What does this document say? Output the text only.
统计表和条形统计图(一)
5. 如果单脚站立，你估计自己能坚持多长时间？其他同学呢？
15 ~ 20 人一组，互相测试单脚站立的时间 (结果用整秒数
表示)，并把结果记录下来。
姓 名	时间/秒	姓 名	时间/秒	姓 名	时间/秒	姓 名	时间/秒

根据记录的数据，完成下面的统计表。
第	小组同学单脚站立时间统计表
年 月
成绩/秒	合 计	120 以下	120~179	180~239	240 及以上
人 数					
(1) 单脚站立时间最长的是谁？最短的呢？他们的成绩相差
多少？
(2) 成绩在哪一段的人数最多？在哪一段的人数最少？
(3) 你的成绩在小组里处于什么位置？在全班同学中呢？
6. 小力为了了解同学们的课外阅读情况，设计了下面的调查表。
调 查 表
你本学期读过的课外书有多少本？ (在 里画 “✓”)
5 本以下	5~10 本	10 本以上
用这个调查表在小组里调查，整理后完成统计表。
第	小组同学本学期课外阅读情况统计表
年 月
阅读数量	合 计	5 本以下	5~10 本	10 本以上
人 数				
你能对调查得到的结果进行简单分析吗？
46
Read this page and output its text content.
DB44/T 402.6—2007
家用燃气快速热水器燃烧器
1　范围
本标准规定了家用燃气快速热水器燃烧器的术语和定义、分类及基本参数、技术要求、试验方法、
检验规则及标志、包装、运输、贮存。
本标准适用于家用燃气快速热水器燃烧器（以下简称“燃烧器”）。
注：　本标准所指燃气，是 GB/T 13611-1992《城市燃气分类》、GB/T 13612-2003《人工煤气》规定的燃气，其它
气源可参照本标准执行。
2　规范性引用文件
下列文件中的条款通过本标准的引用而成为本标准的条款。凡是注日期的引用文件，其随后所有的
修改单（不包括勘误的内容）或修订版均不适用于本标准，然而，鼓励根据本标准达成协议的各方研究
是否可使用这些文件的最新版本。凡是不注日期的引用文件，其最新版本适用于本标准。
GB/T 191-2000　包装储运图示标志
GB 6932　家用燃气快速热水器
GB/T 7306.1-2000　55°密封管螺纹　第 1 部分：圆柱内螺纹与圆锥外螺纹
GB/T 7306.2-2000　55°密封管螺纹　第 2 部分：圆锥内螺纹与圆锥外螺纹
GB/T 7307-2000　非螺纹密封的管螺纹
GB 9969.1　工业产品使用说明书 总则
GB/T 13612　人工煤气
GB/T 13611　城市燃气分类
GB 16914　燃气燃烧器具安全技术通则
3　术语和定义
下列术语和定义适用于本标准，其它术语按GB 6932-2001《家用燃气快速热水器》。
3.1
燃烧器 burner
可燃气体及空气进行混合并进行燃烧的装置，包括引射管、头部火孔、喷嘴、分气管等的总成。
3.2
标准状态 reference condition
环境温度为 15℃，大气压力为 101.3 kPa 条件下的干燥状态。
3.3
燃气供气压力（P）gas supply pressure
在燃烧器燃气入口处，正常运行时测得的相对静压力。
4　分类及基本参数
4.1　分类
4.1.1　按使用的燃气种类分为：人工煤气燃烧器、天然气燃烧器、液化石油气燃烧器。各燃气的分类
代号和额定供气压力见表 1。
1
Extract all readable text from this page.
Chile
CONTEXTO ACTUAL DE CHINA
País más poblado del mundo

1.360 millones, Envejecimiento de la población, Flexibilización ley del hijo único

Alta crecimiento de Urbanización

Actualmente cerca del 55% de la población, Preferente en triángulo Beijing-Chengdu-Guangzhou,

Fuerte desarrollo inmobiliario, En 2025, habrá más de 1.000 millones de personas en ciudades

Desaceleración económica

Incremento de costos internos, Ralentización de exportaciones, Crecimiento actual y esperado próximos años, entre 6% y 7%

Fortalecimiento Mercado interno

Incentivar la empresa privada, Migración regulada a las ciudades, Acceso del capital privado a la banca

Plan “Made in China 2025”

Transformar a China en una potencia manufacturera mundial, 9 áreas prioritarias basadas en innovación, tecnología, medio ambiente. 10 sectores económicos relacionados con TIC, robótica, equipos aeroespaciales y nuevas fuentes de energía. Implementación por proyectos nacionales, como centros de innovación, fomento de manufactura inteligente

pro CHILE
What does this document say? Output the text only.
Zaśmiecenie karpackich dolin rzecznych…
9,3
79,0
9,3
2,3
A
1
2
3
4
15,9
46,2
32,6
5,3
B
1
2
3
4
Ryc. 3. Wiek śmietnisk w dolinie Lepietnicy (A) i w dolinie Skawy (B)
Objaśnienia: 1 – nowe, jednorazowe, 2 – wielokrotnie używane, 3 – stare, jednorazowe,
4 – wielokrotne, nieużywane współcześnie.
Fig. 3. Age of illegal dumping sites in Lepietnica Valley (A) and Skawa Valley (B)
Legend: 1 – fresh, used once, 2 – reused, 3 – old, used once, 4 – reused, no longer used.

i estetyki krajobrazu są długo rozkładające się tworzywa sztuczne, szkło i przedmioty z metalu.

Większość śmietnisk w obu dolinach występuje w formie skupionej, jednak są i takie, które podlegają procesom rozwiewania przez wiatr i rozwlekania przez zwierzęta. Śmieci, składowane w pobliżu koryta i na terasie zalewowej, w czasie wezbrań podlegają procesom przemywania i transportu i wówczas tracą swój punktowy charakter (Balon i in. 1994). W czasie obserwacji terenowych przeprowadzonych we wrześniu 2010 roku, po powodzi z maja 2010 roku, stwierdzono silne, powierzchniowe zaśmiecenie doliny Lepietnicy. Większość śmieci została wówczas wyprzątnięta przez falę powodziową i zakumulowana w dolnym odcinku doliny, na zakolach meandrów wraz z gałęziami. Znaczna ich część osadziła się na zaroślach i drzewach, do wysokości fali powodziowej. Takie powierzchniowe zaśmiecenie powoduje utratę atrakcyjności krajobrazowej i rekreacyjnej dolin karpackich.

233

[Your objective] Pull out each line holding the string "śmietnisk".

[Exercise solution]
Ryc. 3. Wiek śmietnisk w dolinie Lepietnicy (A) i w dolinie Skawy (B)
Większość śmietnisk w obu dolinach występuje w formie skupionej, jednak są i takie, które podlegają procesom rozwiewania przez wiatr i rozwlekania przez zwierzęta. Śmieci, składowane w pobliżu koryta i na terasie zalewowej, w czasie wezbrań podlegają procesom przemywania i transportu i wówczas tracą swój punktowy charakter (Balon i in. 1994). W czasie obserwacji terenowych przeprowadzonych we wrześniu 2010 roku, po powodzi z maja 2010 roku, stwierdzono silne, powierzchniowe zaśmiecenie doliny Lepietnicy. Większość śmieci została wówczas wyprzątnięta przez falę powodziową i zakumulowana w dolnym odcinku doliny, na zakolach meandrów wraz z gałęziami. Znaczna ich część osadziła się na zaroślach i drzewach, do wysokości fali powodziowej. Takie powierzchniowe zaśmiecenie powoduje utratę atrakcyjności krajobrazowej i rekreacyjnej dolin karpackich.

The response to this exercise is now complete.